▶ _EXERCISE OBJECTIVE_
Images do not belong in the copy. Retype all the entries below exactly.

▶ _DATA TO PROCESS_
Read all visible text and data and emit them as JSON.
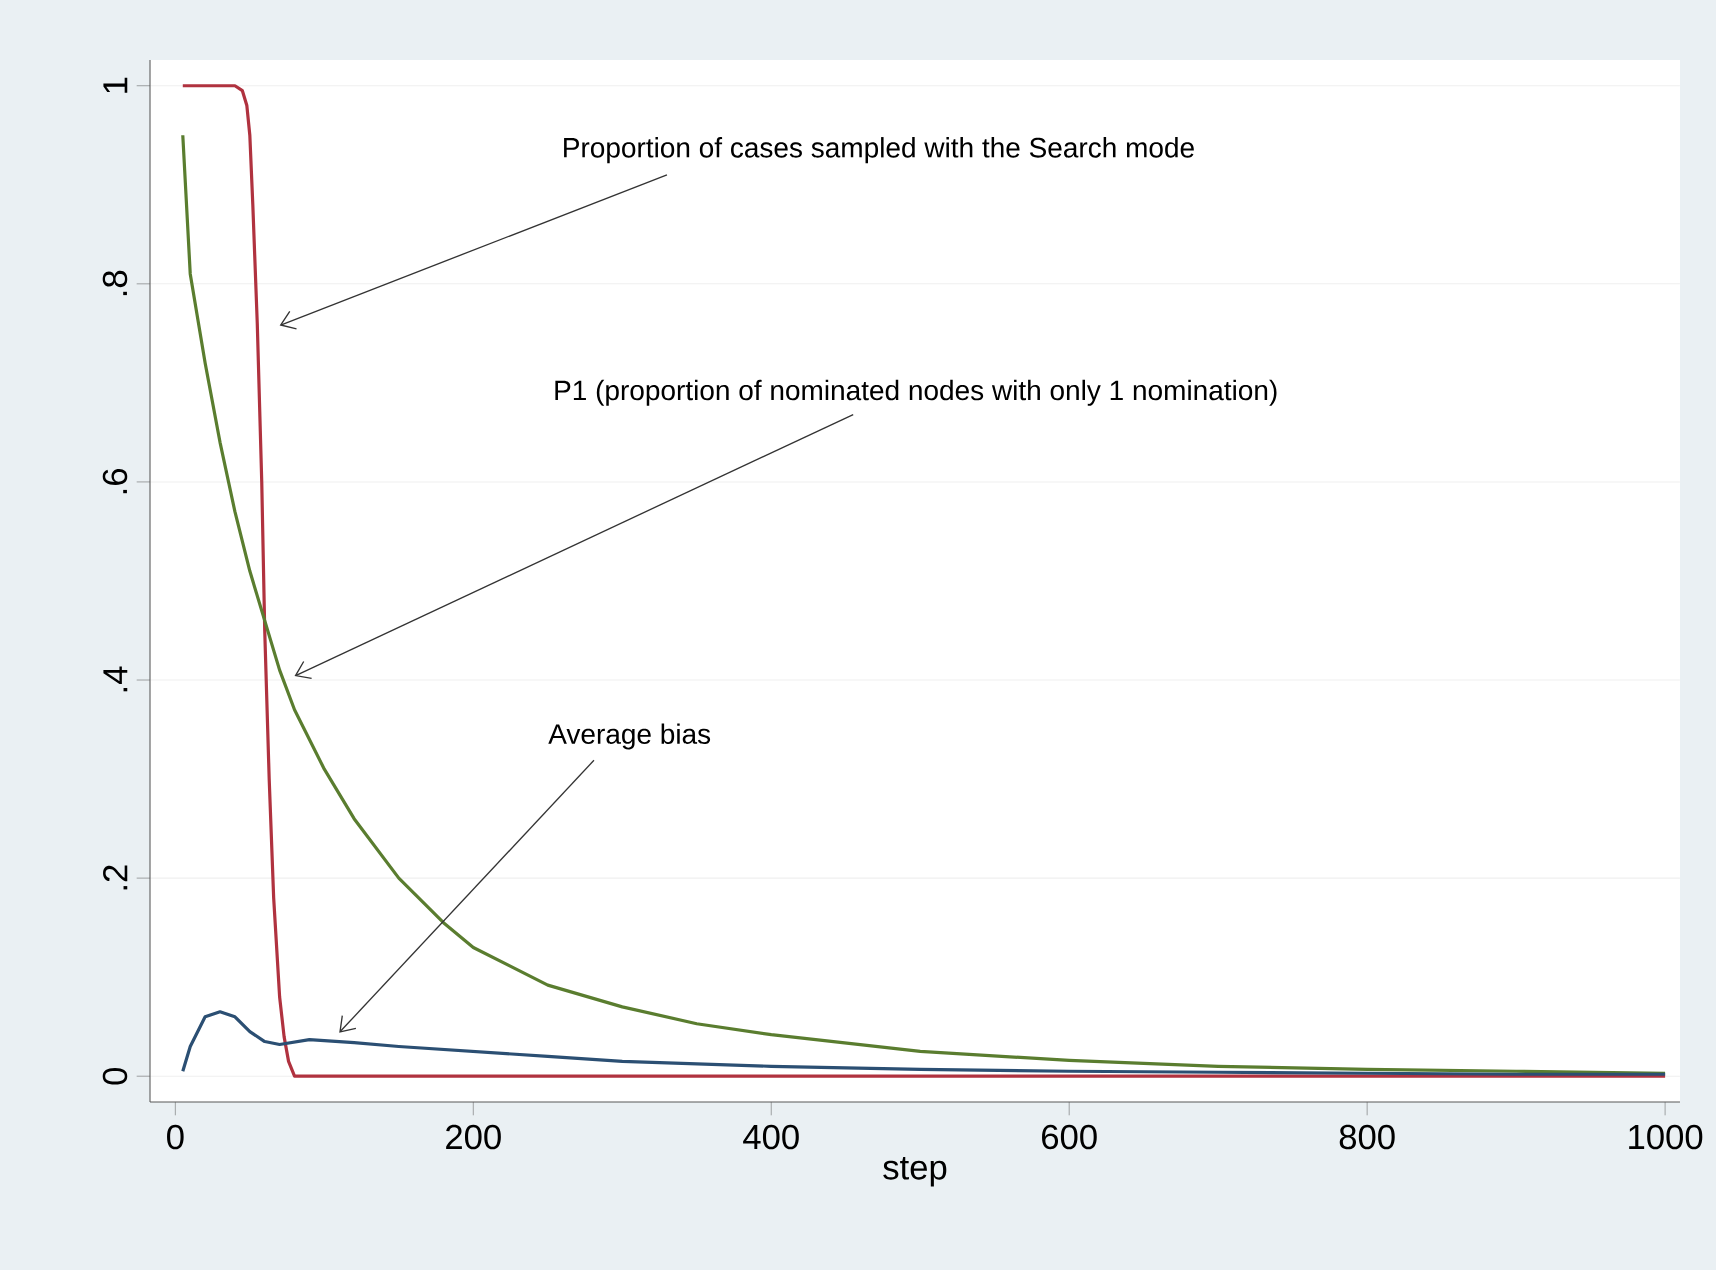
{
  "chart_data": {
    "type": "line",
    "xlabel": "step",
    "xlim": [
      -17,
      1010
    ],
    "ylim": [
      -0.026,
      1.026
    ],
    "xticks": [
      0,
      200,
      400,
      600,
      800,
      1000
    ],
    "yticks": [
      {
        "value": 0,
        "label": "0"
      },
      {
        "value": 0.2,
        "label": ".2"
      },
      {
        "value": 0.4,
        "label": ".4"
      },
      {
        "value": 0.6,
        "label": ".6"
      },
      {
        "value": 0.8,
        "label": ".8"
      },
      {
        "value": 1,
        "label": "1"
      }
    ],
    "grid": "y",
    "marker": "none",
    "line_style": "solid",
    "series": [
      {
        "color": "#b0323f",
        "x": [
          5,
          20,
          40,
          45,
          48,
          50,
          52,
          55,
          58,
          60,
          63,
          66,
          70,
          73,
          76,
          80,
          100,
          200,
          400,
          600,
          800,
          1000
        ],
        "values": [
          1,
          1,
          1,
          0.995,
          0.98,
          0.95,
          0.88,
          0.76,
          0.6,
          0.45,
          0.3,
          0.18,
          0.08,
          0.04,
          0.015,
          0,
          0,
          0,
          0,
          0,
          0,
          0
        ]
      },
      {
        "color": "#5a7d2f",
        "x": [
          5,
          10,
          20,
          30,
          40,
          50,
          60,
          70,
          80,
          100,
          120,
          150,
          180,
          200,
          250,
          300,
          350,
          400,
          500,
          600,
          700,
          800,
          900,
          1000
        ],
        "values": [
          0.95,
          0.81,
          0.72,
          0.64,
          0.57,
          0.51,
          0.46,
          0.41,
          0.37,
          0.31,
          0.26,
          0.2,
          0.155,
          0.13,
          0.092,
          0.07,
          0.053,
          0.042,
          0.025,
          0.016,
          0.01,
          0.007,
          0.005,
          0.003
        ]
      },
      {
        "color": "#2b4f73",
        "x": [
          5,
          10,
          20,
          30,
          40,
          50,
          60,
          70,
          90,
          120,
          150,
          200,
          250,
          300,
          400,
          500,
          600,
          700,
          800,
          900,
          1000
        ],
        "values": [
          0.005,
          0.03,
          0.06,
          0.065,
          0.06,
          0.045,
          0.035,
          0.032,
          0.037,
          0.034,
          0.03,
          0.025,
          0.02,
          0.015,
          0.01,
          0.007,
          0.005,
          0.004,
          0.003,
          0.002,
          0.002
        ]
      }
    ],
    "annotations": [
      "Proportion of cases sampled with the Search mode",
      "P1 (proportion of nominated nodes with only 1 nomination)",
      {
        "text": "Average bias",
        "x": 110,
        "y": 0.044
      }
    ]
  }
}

▶ _CORRECT RESPONSE_
Read all visible text and data and emit them as JSON.
{
  "chart_data": {
    "type": "line",
    "xlabel": "step",
    "xlim": [
      -17,
      1010
    ],
    "ylim": [
      -0.026,
      1.026
    ],
    "xticks": [
      0,
      200,
      400,
      600,
      800,
      1000
    ],
    "yticks": [
      {
        "value": 0,
        "label": "0"
      },
      {
        "value": 0.2,
        "label": ".2"
      },
      {
        "value": 0.4,
        "label": ".4"
      },
      {
        "value": 0.6,
        "label": ".6"
      },
      {
        "value": 0.8,
        "label": ".8"
      },
      {
        "value": 1,
        "label": "1"
      }
    ],
    "grid": "y",
    "marker": "none",
    "line_style": "solid",
    "series": [
      {
        "color": "#b0323f",
        "x": [
          5,
          20,
          40,
          45,
          48,
          50,
          52,
          55,
          58,
          60,
          63,
          66,
          70,
          73,
          76,
          80,
          100,
          200,
          400,
          600,
          800,
          1000
        ],
        "values": [
          1,
          1,
          1,
          0.995,
          0.98,
          0.95,
          0.88,
          0.76,
          0.6,
          0.45,
          0.3,
          0.18,
          0.08,
          0.04,
          0.015,
          0,
          0,
          0,
          0,
          0,
          0,
          0
        ]
      },
      {
        "color": "#5a7d2f",
        "x": [
          5,
          10,
          20,
          30,
          40,
          50,
          60,
          70,
          80,
          100,
          120,
          150,
          180,
          200,
          250,
          300,
          350,
          400,
          500,
          600,
          700,
          800,
          900,
          1000
        ],
        "values": [
          0.95,
          0.81,
          0.72,
          0.64,
          0.57,
          0.51,
          0.46,
          0.41,
          0.37,
          0.31,
          0.26,
          0.2,
          0.155,
          0.13,
          0.092,
          0.07,
          0.053,
          0.042,
          0.025,
          0.016,
          0.01,
          0.007,
          0.005,
          0.003
        ]
      },
      {
        "color": "#2b4f73",
        "x": [
          5,
          10,
          20,
          30,
          40,
          50,
          60,
          70,
          90,
          120,
          150,
          200,
          250,
          300,
          400,
          500,
          600,
          700,
          800,
          900,
          1000
        ],
        "values": [
          0.005,
          0.03,
          0.06,
          0.065,
          0.06,
          0.045,
          0.035,
          0.032,
          0.037,
          0.034,
          0.03,
          0.025,
          0.02,
          0.015,
          0.01,
          0.007,
          0.005,
          0.004,
          0.003,
          0.002,
          0.002
        ]
      }
    ],
    "annotations": [
      "Proportion of cases sampled with the Search mode",
      "P1 (proportion of nominated nodes with only 1 nomination)",
      {
        "text": "Average bias",
        "x": 110,
        "y": 0.044
      }
    ]
  }
}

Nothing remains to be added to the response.